## What this task involves
Go through the entries below and retype them exactly, omitting each picture.

++++ Stored data

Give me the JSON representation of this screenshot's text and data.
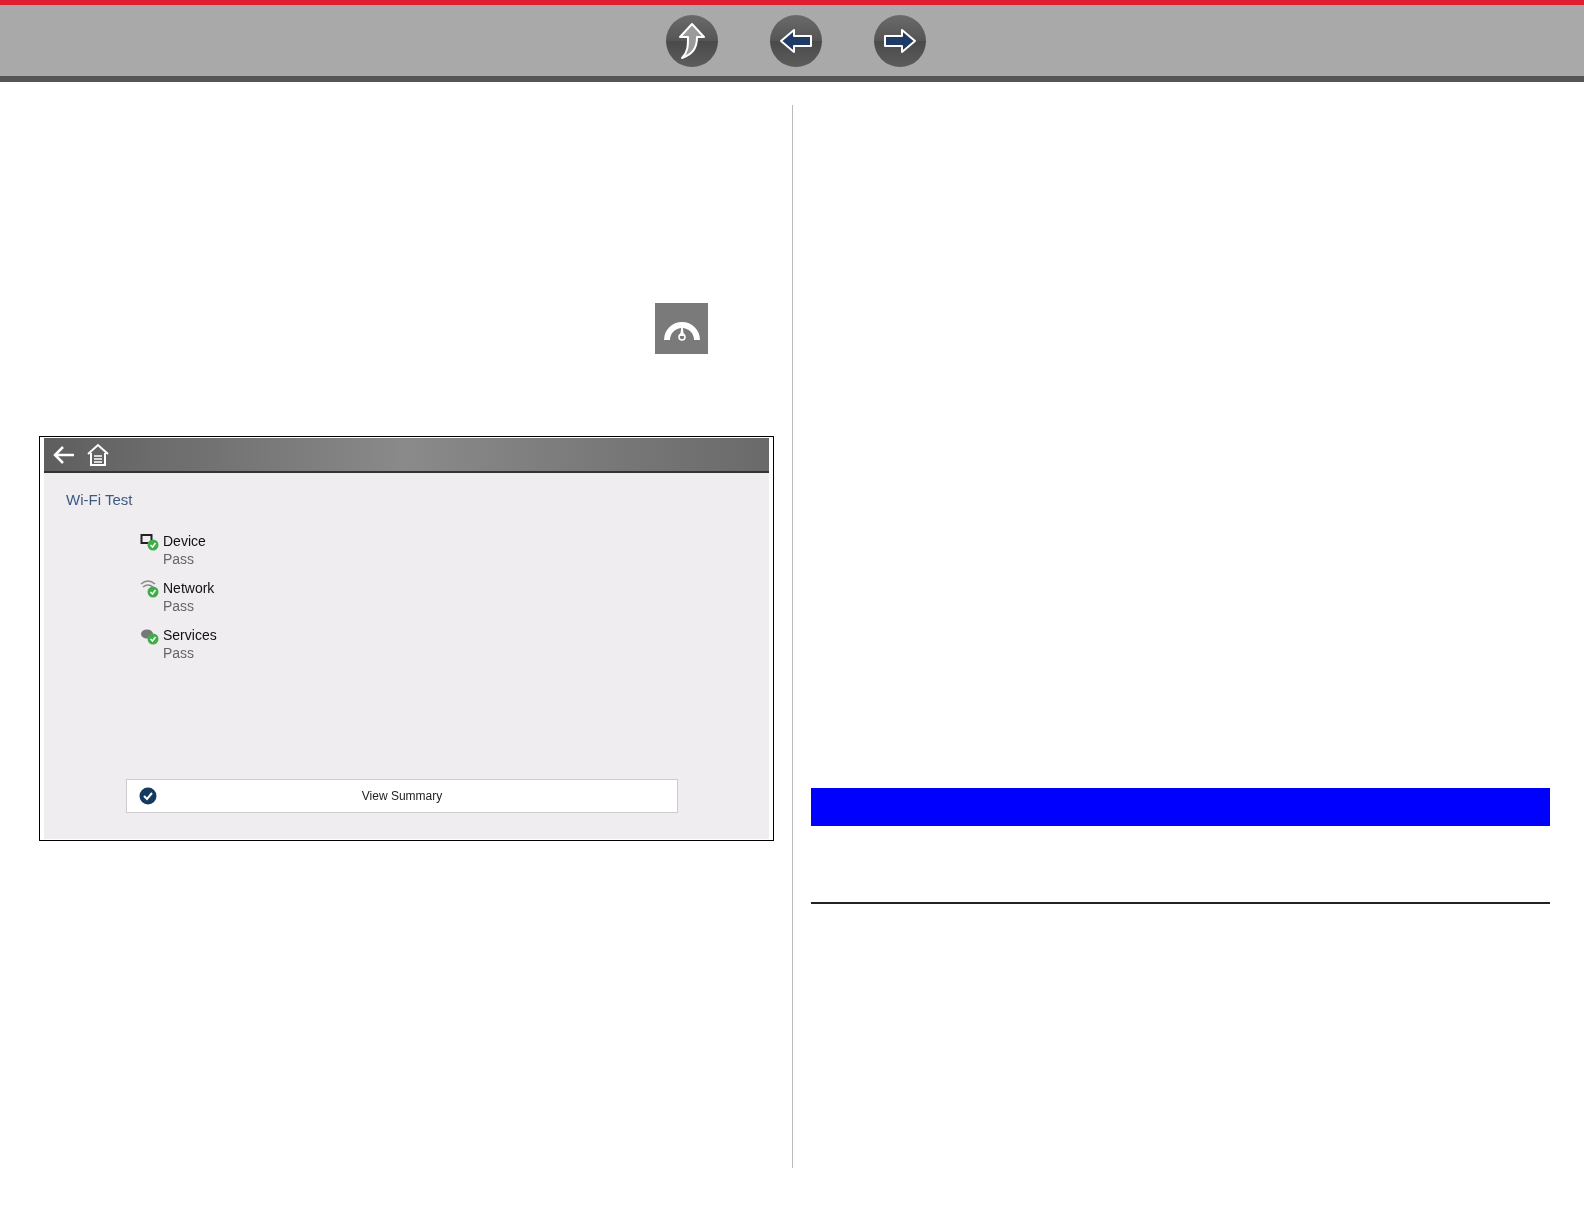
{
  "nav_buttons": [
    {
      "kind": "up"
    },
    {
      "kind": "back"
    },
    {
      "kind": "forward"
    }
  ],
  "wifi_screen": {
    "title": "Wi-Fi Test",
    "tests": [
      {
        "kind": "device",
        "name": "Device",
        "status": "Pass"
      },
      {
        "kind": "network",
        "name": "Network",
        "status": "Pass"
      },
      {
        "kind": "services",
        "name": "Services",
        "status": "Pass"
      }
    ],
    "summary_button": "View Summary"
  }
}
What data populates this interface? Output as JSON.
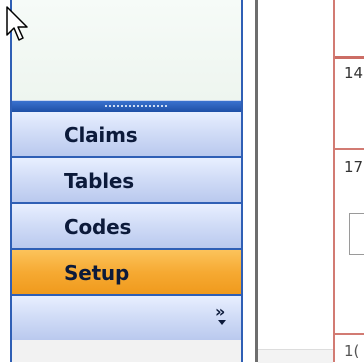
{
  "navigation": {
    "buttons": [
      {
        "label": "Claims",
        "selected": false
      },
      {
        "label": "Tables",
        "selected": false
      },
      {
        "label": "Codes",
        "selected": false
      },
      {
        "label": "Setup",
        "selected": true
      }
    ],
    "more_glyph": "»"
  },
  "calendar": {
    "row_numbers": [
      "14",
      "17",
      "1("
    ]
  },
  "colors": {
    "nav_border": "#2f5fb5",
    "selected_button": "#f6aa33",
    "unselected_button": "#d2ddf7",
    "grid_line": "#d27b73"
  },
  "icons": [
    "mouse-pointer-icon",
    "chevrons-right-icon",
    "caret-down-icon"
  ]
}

++++++++

## The answer
Give me the JSON representation of this screenshot's text and data.
{
  "nav_buttons": [
    {
      "kind": "up"
    },
    {
      "kind": "back"
    },
    {
      "kind": "forward"
    }
  ],
  "wifi_screen": {
    "title": "Wi-Fi Test",
    "tests": [
      {
        "kind": "device",
        "name": "Device",
        "status": "Pass"
      },
      {
        "kind": "network",
        "name": "Network",
        "status": "Pass"
      },
      {
        "kind": "services",
        "name": "Services",
        "status": "Pass"
      }
    ],
    "summary_button": "View Summary"
  }
}
What data populates this interface? Output as JSON.
{
  "navigation": {
    "buttons": [
      {
        "label": "Claims",
        "selected": false
      },
      {
        "label": "Tables",
        "selected": false
      },
      {
        "label": "Codes",
        "selected": false
      },
      {
        "label": "Setup",
        "selected": true
      }
    ],
    "more_glyph": "»"
  },
  "calendar": {
    "row_numbers": [
      "14",
      "17",
      "1("
    ]
  },
  "colors": {
    "nav_border": "#2f5fb5",
    "selected_button": "#f6aa33",
    "unselected_button": "#d2ddf7",
    "grid_line": "#d27b73"
  },
  "icons": [
    "mouse-pointer-icon",
    "chevrons-right-icon",
    "caret-down-icon"
  ]
}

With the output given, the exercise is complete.